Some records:
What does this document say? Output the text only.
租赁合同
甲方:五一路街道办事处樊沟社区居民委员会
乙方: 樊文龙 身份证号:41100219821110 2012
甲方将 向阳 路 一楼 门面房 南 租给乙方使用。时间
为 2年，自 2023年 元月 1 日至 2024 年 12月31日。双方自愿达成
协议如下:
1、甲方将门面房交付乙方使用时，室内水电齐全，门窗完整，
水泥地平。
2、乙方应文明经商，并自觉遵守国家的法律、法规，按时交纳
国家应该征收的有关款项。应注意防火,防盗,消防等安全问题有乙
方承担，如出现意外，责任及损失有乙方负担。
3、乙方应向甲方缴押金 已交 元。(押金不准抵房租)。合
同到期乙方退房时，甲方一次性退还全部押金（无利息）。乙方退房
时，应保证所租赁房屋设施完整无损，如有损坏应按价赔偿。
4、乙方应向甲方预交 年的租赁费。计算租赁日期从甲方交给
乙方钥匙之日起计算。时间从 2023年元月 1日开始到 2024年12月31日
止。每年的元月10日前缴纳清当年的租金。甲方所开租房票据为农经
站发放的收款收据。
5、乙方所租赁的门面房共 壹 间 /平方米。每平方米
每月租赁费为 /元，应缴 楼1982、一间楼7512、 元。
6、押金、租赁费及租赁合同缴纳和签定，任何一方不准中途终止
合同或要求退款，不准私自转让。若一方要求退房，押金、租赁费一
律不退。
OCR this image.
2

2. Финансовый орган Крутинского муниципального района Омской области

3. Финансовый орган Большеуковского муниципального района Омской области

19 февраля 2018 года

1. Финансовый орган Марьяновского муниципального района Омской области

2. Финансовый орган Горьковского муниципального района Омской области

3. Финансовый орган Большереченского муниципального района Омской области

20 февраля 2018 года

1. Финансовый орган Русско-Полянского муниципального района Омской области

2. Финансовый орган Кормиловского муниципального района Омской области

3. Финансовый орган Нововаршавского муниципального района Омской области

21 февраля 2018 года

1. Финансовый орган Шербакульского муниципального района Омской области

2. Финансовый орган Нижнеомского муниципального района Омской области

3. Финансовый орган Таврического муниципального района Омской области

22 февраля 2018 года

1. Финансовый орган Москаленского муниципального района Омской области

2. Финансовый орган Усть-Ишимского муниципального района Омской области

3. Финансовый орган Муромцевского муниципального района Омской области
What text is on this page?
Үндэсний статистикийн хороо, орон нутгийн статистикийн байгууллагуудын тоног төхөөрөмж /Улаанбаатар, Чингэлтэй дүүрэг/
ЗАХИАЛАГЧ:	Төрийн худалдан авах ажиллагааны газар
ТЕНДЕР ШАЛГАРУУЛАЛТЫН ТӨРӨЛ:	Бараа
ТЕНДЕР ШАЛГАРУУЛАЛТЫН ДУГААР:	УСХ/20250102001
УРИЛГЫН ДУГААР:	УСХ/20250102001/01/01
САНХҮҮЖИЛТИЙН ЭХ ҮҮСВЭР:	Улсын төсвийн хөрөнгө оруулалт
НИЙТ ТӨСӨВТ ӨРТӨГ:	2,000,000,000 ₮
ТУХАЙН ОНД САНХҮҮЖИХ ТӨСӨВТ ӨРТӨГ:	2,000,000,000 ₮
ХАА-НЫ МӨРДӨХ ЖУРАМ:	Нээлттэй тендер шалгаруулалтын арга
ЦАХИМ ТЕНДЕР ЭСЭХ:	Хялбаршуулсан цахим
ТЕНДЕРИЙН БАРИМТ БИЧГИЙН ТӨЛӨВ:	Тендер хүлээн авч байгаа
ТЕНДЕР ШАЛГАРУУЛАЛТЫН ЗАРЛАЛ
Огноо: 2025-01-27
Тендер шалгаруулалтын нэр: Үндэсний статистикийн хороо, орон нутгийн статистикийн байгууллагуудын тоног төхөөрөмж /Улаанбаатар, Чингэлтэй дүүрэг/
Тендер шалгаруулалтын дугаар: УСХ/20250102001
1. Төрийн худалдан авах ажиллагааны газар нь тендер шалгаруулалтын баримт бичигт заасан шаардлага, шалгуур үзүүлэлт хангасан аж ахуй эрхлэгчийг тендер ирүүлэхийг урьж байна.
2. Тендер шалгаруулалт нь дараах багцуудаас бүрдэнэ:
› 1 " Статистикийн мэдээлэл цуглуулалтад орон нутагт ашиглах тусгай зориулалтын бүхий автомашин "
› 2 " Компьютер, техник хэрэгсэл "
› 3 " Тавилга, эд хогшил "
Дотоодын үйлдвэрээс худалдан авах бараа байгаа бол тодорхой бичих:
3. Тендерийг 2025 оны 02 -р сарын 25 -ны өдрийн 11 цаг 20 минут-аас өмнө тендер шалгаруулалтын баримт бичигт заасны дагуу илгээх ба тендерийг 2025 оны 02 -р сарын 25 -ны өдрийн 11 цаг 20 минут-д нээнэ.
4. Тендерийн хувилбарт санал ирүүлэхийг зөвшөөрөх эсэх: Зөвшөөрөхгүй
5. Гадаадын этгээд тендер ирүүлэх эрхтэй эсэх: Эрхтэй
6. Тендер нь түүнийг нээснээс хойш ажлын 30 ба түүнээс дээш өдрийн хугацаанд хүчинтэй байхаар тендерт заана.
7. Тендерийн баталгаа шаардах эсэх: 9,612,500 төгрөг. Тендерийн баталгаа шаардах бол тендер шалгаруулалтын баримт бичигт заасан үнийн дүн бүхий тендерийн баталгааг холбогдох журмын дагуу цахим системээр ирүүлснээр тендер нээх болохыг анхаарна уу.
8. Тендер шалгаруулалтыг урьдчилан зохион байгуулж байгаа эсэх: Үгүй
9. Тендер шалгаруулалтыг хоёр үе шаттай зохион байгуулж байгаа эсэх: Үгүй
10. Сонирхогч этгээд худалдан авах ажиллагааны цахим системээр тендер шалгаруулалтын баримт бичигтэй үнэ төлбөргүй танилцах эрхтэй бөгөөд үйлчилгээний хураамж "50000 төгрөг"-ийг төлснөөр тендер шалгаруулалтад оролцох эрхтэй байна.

What the task requires:
Recite the full listing above exactly.

Full response:
What does this document say? Output the text only.
租赁合同
甲方:五一路街道办事处樊沟社区居民委员会
乙方: 樊文龙 身份证号:41100219821110 2012
甲方将 向阳 路 一楼 门面房 南 租给乙方使用。时间
为 2年，自 2023年 元月 1 日至 2024 年 12月31日。双方自愿达成
协议如下:
1、甲方将门面房交付乙方使用时，室内水电齐全，门窗完整，
水泥地平。
2、乙方应文明经商，并自觉遵守国家的法律、法规，按时交纳
国家应该征收的有关款项。应注意防火,防盗,消防等安全问题有乙
方承担，如出现意外，责任及损失有乙方负担。
3、乙方应向甲方缴押金 已交 元。(押金不准抵房租)。合
同到期乙方退房时，甲方一次性退还全部押金（无利息）。乙方退房
时，应保证所租赁房屋设施完整无损，如有损坏应按价赔偿。
4、乙方应向甲方预交 年的租赁费。计算租赁日期从甲方交给
乙方钥匙之日起计算。时间从 2023年元月 1日开始到 2024年12月31日
止。每年的元月10日前缴纳清当年的租金。甲方所开租房票据为农经
站发放的收款收据。
5、乙方所租赁的门面房共 壹 间 /平方米。每平方米
每月租赁费为 /元，应缴 楼1982、一间楼7512、 元。
6、押金、租赁费及租赁合同缴纳和签定，任何一方不准中途终止
合同或要求退款，不准私自转让。若一方要求退房，押金、租赁费一
律不退。
OCR this image.
2

2. Финансовый орган Крутинского муниципального района Омской области

3. Финансовый орган Большеуковского муниципального района Омской области

19 февраля 2018 года

1. Финансовый орган Марьяновского муниципального района Омской области

2. Финансовый орган Горьковского муниципального района Омской области

3. Финансовый орган Большереченского муниципального района Омской области

20 февраля 2018 года

1. Финансовый орган Русско-Полянского муниципального района Омской области

2. Финансовый орган Кормиловского муниципального района Омской области

3. Финансовый орган Нововаршавского муниципального района Омской области

21 февраля 2018 года

1. Финансовый орган Шербакульского муниципального района Омской области

2. Финансовый орган Нижнеомского муниципального района Омской области

3. Финансовый орган Таврического муниципального района Омской области

22 февраля 2018 года

1. Финансовый орган Москаленского муниципального района Омской области

2. Финансовый орган Усть-Ишимского муниципального района Омской области

3. Финансовый орган Муромцевского муниципального района Омской области
What text is on this page?
Үндэсний статистикийн хороо, орон нутгийн статистикийн байгууллагуудын тоног төхөөрөмж /Улаанбаатар, Чингэлтэй дүүрэг/
ЗАХИАЛАГЧ:	Төрийн худалдан авах ажиллагааны газар
ТЕНДЕР ШАЛГАРУУЛАЛТЫН ТӨРӨЛ:	Бараа
ТЕНДЕР ШАЛГАРУУЛАЛТЫН ДУГААР:	УСХ/20250102001
УРИЛГЫН ДУГААР:	УСХ/20250102001/01/01
САНХҮҮЖИЛТИЙН ЭХ ҮҮСВЭР:	Улсын төсвийн хөрөнгө оруулалт
НИЙТ ТӨСӨВТ ӨРТӨГ:	2,000,000,000 ₮
ТУХАЙН ОНД САНХҮҮЖИХ ТӨСӨВТ ӨРТӨГ:	2,000,000,000 ₮
ХАА-НЫ МӨРДӨХ ЖУРАМ:	Нээлттэй тендер шалгаруулалтын арга
ЦАХИМ ТЕНДЕР ЭСЭХ:	Хялбаршуулсан цахим
ТЕНДЕРИЙН БАРИМТ БИЧГИЙН ТӨЛӨВ:	Тендер хүлээн авч байгаа
ТЕНДЕР ШАЛГАРУУЛАЛТЫН ЗАРЛАЛ
Огноо: 2025-01-27
Тендер шалгаруулалтын нэр: Үндэсний статистикийн хороо, орон нутгийн статистикийн байгууллагуудын тоног төхөөрөмж /Улаанбаатар, Чингэлтэй дүүрэг/
Тендер шалгаруулалтын дугаар: УСХ/20250102001
1. Төрийн худалдан авах ажиллагааны газар нь тендер шалгаруулалтын баримт бичигт заасан шаардлага, шалгуур үзүүлэлт хангасан аж ахуй эрхлэгчийг тендер ирүүлэхийг урьж байна.
2. Тендер шалгаруулалт нь дараах багцуудаас бүрдэнэ:
› 1 " Статистикийн мэдээлэл цуглуулалтад орон нутагт ашиглах тусгай зориулалтын бүхий автомашин "
› 2 " Компьютер, техник хэрэгсэл "
› 3 " Тавилга, эд хогшил "
Дотоодын үйлдвэрээс худалдан авах бараа байгаа бол тодорхой бичих:
3. Тендерийг 2025 оны 02 -р сарын 25 -ны өдрийн 11 цаг 20 минут-аас өмнө тендер шалгаруулалтын баримт бичигт заасны дагуу илгээх ба тендерийг 2025 оны 02 -р сарын 25 -ны өдрийн 11 цаг 20 минут-д нээнэ.
4. Тендерийн хувилбарт санал ирүүлэхийг зөвшөөрөх эсэх: Зөвшөөрөхгүй
5. Гадаадын этгээд тендер ирүүлэх эрхтэй эсэх: Эрхтэй
6. Тендер нь түүнийг нээснээс хойш ажлын 30 ба түүнээс дээш өдрийн хугацаанд хүчинтэй байхаар тендерт заана.
7. Тендерийн баталгаа шаардах эсэх: 9,612,500 төгрөг. Тендерийн баталгаа шаардах бол тендер шалгаруулалтын баримт бичигт заасан үнийн дүн бүхий тендерийн баталгааг холбогдох журмын дагуу цахим системээр ирүүлснээр тендер нээх болохыг анхаарна уу.
8. Тендер шалгаруулалтыг урьдчилан зохион байгуулж байгаа эсэх: Үгүй
9. Тендер шалгаруулалтыг хоёр үе шаттай зохион байгуулж байгаа эсэх: Үгүй
10. Сонирхогч этгээд худалдан авах ажиллагааны цахим системээр тендер шалгаруулалтын баримт бичигтэй үнэ төлбөргүй танилцах эрхтэй бөгөөд үйлчилгээний хураамж "50000 төгрөг"-ийг төлснөөр тендер шалгаруулалтад оролцох эрхтэй байна.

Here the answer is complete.